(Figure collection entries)
start

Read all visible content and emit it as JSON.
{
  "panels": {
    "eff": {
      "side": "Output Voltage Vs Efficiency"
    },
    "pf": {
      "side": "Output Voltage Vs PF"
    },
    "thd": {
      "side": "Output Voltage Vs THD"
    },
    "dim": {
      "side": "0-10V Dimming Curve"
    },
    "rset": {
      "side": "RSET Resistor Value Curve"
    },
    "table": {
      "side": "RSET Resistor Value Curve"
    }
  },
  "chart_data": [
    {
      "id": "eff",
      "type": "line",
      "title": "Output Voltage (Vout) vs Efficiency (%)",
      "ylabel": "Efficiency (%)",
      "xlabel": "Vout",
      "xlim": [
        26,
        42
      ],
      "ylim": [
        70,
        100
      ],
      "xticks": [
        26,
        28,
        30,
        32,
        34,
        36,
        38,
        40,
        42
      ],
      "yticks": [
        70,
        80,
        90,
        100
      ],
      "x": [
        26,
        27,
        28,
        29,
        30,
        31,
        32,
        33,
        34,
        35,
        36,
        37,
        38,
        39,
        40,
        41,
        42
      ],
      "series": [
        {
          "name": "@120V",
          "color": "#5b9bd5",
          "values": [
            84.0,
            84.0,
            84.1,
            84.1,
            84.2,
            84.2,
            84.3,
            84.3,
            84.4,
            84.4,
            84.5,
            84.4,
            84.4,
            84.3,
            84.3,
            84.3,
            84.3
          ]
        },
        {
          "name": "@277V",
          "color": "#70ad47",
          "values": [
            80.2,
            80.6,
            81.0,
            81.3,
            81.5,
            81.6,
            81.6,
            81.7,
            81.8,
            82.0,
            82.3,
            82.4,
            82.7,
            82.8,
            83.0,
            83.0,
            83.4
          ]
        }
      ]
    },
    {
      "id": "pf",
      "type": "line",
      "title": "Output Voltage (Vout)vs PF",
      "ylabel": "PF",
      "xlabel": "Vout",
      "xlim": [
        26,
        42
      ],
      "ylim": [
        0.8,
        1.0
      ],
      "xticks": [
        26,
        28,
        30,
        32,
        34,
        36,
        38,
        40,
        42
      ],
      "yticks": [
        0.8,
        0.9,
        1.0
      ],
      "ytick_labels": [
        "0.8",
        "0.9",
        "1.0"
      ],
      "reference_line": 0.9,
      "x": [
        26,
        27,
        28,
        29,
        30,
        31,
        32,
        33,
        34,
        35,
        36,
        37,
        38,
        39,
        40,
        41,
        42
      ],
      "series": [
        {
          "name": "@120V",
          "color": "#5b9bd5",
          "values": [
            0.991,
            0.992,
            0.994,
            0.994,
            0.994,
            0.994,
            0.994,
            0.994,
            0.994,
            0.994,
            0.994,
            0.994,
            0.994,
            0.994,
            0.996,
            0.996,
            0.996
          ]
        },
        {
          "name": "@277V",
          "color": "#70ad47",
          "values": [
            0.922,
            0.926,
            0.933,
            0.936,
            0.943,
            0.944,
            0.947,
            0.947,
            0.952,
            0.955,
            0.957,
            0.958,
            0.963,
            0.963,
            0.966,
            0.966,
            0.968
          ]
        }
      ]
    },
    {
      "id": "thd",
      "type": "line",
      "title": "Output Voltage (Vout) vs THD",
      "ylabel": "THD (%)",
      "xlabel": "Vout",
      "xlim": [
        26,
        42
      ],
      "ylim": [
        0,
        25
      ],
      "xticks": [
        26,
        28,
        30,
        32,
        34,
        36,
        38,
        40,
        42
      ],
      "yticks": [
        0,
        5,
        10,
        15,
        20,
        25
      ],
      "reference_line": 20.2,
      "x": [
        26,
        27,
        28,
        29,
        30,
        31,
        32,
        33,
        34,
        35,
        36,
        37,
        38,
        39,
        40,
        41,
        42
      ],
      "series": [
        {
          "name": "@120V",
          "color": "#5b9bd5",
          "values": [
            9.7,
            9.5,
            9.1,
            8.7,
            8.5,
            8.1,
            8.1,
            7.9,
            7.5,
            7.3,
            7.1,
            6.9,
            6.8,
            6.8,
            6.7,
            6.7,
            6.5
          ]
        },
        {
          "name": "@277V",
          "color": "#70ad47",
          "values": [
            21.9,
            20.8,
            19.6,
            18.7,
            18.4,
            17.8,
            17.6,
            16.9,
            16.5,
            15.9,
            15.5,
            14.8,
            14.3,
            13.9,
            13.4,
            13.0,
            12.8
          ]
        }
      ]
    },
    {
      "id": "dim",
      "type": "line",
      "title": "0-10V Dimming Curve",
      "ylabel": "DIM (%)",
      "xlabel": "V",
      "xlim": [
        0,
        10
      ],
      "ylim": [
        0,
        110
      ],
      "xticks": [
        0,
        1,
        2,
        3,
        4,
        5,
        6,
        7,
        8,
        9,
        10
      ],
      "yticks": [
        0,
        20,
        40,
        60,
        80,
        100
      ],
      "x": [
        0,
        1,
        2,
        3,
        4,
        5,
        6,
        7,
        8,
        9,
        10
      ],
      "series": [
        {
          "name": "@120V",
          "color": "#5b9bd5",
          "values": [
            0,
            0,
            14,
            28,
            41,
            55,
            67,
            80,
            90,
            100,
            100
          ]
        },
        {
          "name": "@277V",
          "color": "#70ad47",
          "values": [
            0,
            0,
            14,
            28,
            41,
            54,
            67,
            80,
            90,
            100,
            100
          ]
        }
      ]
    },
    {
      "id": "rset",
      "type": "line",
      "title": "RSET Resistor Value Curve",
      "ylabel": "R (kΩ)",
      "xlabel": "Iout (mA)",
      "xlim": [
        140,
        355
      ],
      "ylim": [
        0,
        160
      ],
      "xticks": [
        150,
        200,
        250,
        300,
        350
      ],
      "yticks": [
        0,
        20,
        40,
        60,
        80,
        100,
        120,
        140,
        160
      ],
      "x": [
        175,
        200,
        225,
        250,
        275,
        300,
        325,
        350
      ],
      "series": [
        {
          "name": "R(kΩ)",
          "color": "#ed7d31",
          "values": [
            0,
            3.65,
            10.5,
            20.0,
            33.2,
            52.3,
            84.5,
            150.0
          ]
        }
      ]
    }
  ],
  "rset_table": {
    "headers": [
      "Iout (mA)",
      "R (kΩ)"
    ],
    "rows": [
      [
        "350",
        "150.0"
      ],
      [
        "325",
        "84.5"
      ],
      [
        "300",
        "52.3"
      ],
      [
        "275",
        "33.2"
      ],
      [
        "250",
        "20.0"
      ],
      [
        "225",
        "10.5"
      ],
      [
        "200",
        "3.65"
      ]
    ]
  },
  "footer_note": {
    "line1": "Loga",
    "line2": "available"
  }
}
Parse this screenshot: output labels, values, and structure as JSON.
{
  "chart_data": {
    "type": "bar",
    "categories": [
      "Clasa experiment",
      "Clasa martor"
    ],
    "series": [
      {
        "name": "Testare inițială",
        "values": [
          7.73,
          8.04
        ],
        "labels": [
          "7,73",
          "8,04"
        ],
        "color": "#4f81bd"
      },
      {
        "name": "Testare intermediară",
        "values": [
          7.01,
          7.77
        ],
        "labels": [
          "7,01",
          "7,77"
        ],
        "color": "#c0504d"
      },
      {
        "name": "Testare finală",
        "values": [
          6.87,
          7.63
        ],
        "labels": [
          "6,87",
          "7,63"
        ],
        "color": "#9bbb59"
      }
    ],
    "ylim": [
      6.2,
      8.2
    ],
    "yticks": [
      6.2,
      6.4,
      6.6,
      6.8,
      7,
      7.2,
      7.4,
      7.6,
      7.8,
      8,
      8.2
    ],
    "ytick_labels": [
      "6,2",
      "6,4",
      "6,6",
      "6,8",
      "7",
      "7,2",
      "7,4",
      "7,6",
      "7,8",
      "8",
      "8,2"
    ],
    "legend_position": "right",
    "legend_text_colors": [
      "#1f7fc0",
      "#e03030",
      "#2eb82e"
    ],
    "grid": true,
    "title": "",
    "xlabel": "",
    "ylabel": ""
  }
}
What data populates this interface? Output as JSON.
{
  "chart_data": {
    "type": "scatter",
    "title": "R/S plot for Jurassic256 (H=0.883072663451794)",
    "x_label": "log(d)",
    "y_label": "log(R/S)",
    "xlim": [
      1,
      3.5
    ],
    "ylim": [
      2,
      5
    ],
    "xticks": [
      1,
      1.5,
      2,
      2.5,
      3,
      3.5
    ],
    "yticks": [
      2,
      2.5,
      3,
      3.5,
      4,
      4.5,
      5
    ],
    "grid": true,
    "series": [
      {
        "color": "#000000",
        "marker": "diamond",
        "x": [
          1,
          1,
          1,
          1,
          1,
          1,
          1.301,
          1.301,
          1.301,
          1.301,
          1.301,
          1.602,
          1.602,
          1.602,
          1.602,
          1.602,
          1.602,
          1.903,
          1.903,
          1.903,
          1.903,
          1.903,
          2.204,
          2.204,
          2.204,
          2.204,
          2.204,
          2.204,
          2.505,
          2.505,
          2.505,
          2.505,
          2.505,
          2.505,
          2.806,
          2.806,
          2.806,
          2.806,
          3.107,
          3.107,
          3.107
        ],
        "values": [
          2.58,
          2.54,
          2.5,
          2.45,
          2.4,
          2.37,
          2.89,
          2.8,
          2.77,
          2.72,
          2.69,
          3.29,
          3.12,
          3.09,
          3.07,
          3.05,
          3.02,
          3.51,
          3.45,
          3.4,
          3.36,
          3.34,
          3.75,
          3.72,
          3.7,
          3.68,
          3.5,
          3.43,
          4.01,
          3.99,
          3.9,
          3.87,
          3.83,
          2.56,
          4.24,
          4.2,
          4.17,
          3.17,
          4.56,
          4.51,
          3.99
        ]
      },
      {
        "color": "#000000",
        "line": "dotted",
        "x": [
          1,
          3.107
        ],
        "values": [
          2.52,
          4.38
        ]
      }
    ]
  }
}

end

A line counts if it holds the word "side". How many lines of the entries count? Give the number only.

6